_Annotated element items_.

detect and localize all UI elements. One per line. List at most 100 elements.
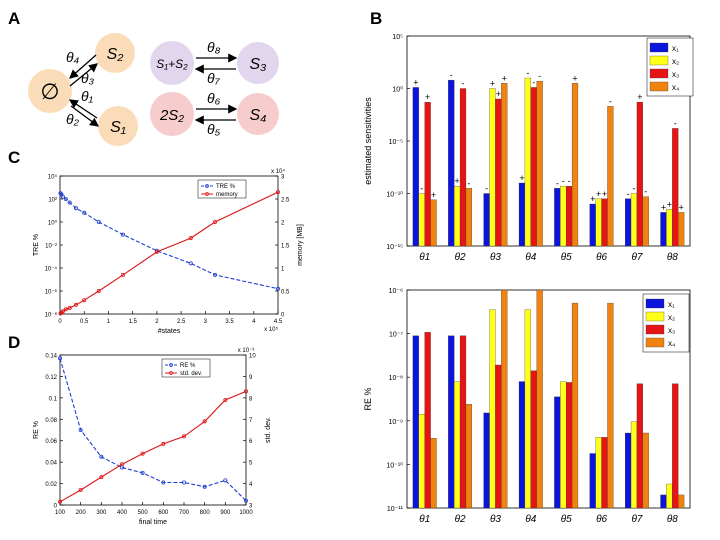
- data-point: [140, 470, 145, 475]
- x-tick-label: 1.5: [128, 319, 137, 325]
- bar-sign: -: [532, 77, 535, 87]
- legend-swatch: [645, 311, 665, 322]
- y-tick-label: 10⁵: [392, 34, 403, 41]
- bar-x2: [560, 185, 567, 247]
- bar-x1: [448, 79, 455, 247]
- bar-sign: +: [502, 73, 507, 83]
- y-tick-label: 10⁻¹⁵: [386, 244, 403, 251]
- category-label: θ7: [631, 252, 642, 263]
- bar-x1: [518, 182, 526, 247]
- bar-x3: [566, 382, 573, 509]
- category-label: θ6: [596, 514, 607, 525]
- y-axis-label: estimated sensitivities: [363, 97, 373, 185]
- param-theta4: θ₄: [66, 49, 80, 65]
- bar-sign: -: [420, 184, 423, 194]
- left-tick-label: 10²: [48, 198, 57, 204]
- right-exponent: x 10⁴: [271, 168, 285, 175]
- data-point: [161, 441, 166, 446]
- bar-x4: [536, 289, 543, 509]
- legend-label: std. dev.: [180, 371, 203, 377]
- bar-sign: -: [644, 187, 647, 197]
- left-tick-label: 0.1: [49, 396, 58, 402]
- data-point: [120, 462, 125, 467]
- right-tick-label: 0.5: [281, 290, 290, 296]
- right-tick-label: 2.5: [281, 198, 290, 204]
- bar-x1: [660, 212, 667, 247]
- node-s4: [237, 93, 279, 135]
- left-tick-label: 0.02: [45, 482, 57, 488]
- bar-x3: [672, 383, 679, 509]
- bar-sign: +: [596, 189, 601, 199]
- series-line-re: [59, 358, 247, 502]
- reaction-diagram: ∅ S₂ S₁ S₁+S₂ S₃ 2S₂ S₄ θ₄ θ₃ θ₁ θ₂ θ₈ θ…: [28, 33, 279, 146]
- data-point: [96, 288, 101, 293]
- bar-x1: [624, 432, 632, 509]
- category-label: θ8: [667, 252, 678, 263]
- right-tick-label: 8: [249, 396, 253, 402]
- category-label: θ7: [631, 514, 642, 525]
- right-tick-label: 9: [249, 375, 253, 381]
- data-point: [99, 454, 104, 459]
- data-point: [58, 311, 63, 316]
- series-line-memory: [60, 191, 279, 314]
- arrow-s1-to-empty: [68, 99, 98, 119]
- right-tick-label: 10: [249, 354, 256, 360]
- legend-label: x₂: [672, 57, 679, 66]
- data-point: [243, 498, 248, 503]
- x-tick-label: 600: [158, 510, 169, 516]
- legend-marker: [169, 371, 173, 375]
- bar-sign: -: [467, 178, 470, 188]
- bar-x4: [678, 212, 685, 247]
- category-label: θ1: [419, 514, 430, 525]
- bar-x2: [524, 77, 531, 247]
- legend-label: x₁: [672, 44, 679, 53]
- bar-x2: [560, 381, 567, 509]
- legend-label: x₃: [672, 70, 679, 79]
- bar-sign: +: [590, 194, 595, 204]
- bar-x1: [554, 396, 561, 509]
- x-tick-label: 0.5: [80, 319, 89, 325]
- data-point: [202, 484, 207, 489]
- category-label: θ6: [596, 252, 607, 263]
- bar-x2: [454, 185, 461, 247]
- x-tick-label: 4: [252, 319, 256, 325]
- node-empty-label: ∅: [40, 79, 59, 104]
- data-point: [96, 219, 101, 224]
- bar-x4: [607, 106, 614, 247]
- node-2s2: [150, 92, 194, 136]
- y-tick-label: 10⁻⁵: [389, 139, 403, 146]
- param-theta2: θ₂: [66, 111, 80, 127]
- legend-label: RE %: [180, 363, 196, 369]
- x-tick-label: 900: [220, 510, 231, 516]
- category-label: θ2: [455, 514, 466, 525]
- param-theta5: θ₅: [207, 121, 221, 137]
- category-label: θ3: [490, 514, 501, 525]
- x-tick-label: 200: [76, 510, 87, 516]
- data-point: [213, 219, 218, 224]
- panel-label-b: B: [370, 9, 382, 28]
- bar-x3: [424, 332, 431, 509]
- left-axis-label: TRE %: [33, 234, 40, 256]
- data-point: [223, 397, 228, 402]
- left-tick-label: 10⁻⁴: [45, 266, 58, 273]
- left-tick-label: 10⁻⁶: [45, 289, 58, 296]
- data-point: [223, 478, 228, 483]
- data-point: [82, 298, 87, 303]
- legend-label: x₄: [672, 83, 679, 92]
- bar-x4: [430, 438, 437, 509]
- bar-x3: [601, 437, 608, 509]
- bar-sign: -: [674, 118, 677, 128]
- bar-x1: [483, 193, 490, 247]
- bar-x1: [554, 188, 561, 247]
- bar-x2: [595, 437, 602, 509]
- data-point: [202, 419, 207, 424]
- chart-b-top-sensitivities: 10⁻¹⁵ 10⁻¹⁰ 10⁻⁵ 10⁰ 10⁵ estimated sensitivit…: [363, 34, 694, 263]
- bar-x3: [566, 185, 573, 247]
- chart-b-bottom-re: 10⁻¹¹ 10⁻¹⁰ 10⁻⁹ 10⁻⁸ 10⁻⁷ 10⁻⁶ RE % θ1 θ2 θ3 θ4 θ5…: [363, 288, 691, 525]
- left-tick-label: 0: [54, 504, 58, 510]
- panel-label-d: D: [8, 333, 20, 352]
- left-tick-label: 10⁰: [48, 220, 58, 227]
- x-tick-label: 4.5: [274, 319, 283, 325]
- data-point: [60, 309, 65, 314]
- param-theta7: θ₇: [207, 70, 221, 86]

_Task statement_.
Please copy the lines above verbatim, beginning at the line that contains "- data-point: [140, 470, 145, 475]" and stopping after the line that contains "- data-point: [161, 441, 166, 446]".

_Final result_.
- data-point: [140, 470, 145, 475]
- x-tick-label: 1.5: [128, 319, 137, 325]
- bar-sign: -: [532, 77, 535, 87]
- legend-swatch: [645, 311, 665, 322]
- y-tick-label: 10⁵: [392, 34, 403, 41]
- bar-x2: [560, 185, 567, 247]
- bar-x1: [448, 79, 455, 247]
- bar-sign: +: [502, 73, 507, 83]
- y-tick-label: 10⁻¹⁵: [386, 244, 403, 251]
- category-label: θ7: [631, 252, 642, 263]
- bar-x1: [518, 182, 526, 247]
- bar-x3: [566, 382, 573, 509]
- category-label: θ6: [596, 514, 607, 525]
- y-axis-label: estimated sensitivities: [363, 97, 373, 185]
- param-theta4: θ₄: [66, 49, 80, 65]
- bar-sign: -: [420, 184, 423, 194]
- left-tick-label: 10²: [48, 198, 57, 204]
- right-exponent: x 10⁴: [271, 168, 285, 175]
- data-point: [161, 441, 166, 446]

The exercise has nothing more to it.